>>>>>
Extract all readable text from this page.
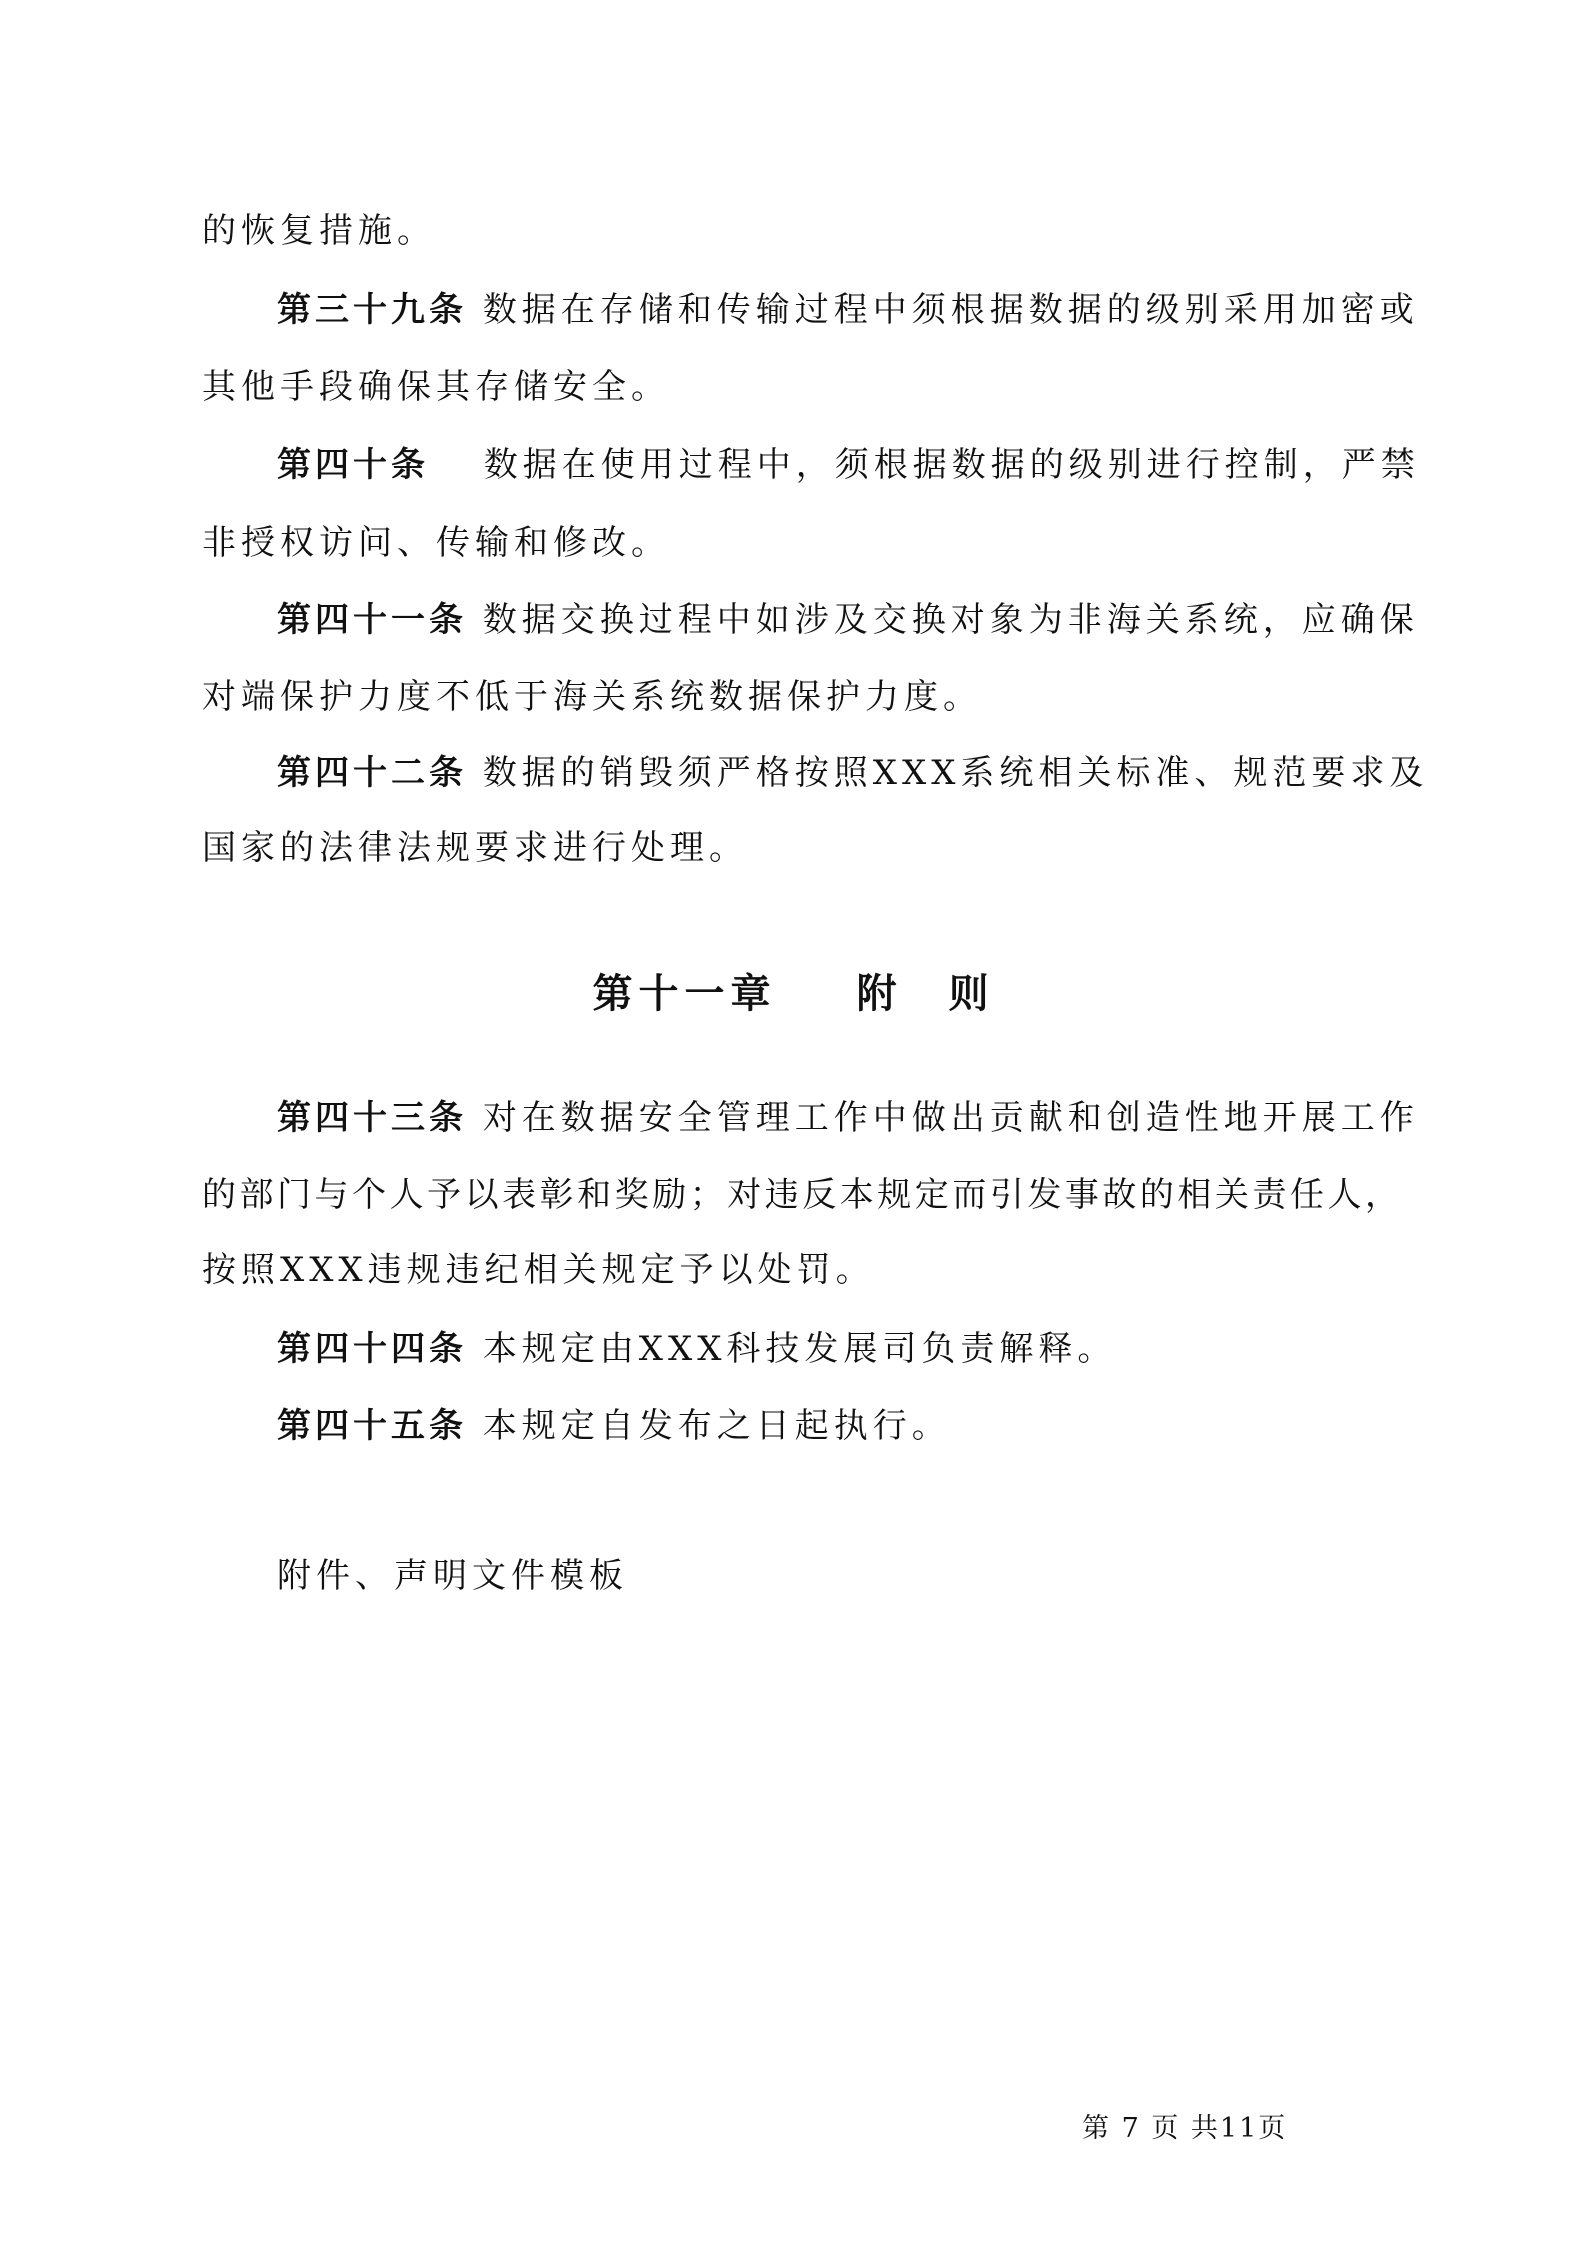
的恢复措施。
第三十九条 数据在存储和传输过程中须根据数据的级别采用加密或
其他手段确保其存储安全。
第四十条　 数据在使用过程中，须根据数据的级别进行控制，严禁
非授权访问、传输和修改。
第四十一条 数据交换过程中如涉及交换对象为非海关系统，应确保
对端保护力度不低于海关系统数据保护力度。
第四十二条 数据的销毁须严格按照XXX系统相关标准、规范要求及
国家的法律法规要求进行处理。
第十一章 附　则
第四十三条 对在数据安全管理工作中做出贡献和创造性地开展工作
的部门与个人予以表彰和奖励；对违反本规定而引发事故的相关责任人，
按照XXX违规违纪相关规定予以处罚。
第四十四条 本规定由XXX科技发展司负责解释。
第四十五条 本规定自发布之日起执行。
附件、声明文件模板
第 7 页 共11页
<<<<<
What to produce:
Copy all the entries word for word. Omit any pictures.

Finished answer:
Extract all readable text from this page.
的恢复措施。
第三十九条 数据在存储和传输过程中须根据数据的级别采用加密或
其他手段确保其存储安全。
第四十条　 数据在使用过程中，须根据数据的级别进行控制，严禁
非授权访问、传输和修改。
第四十一条 数据交换过程中如涉及交换对象为非海关系统，应确保
对端保护力度不低于海关系统数据保护力度。
第四十二条 数据的销毁须严格按照XXX系统相关标准、规范要求及
国家的法律法规要求进行处理。
第十一章 附　则
第四十三条 对在数据安全管理工作中做出贡献和创造性地开展工作
的部门与个人予以表彰和奖励；对违反本规定而引发事故的相关责任人，
按照XXX违规违纪相关规定予以处罚。
第四十四条 本规定由XXX科技发展司负责解释。
第四十五条 本规定自发布之日起执行。
附件、声明文件模板
第 7 页 共11页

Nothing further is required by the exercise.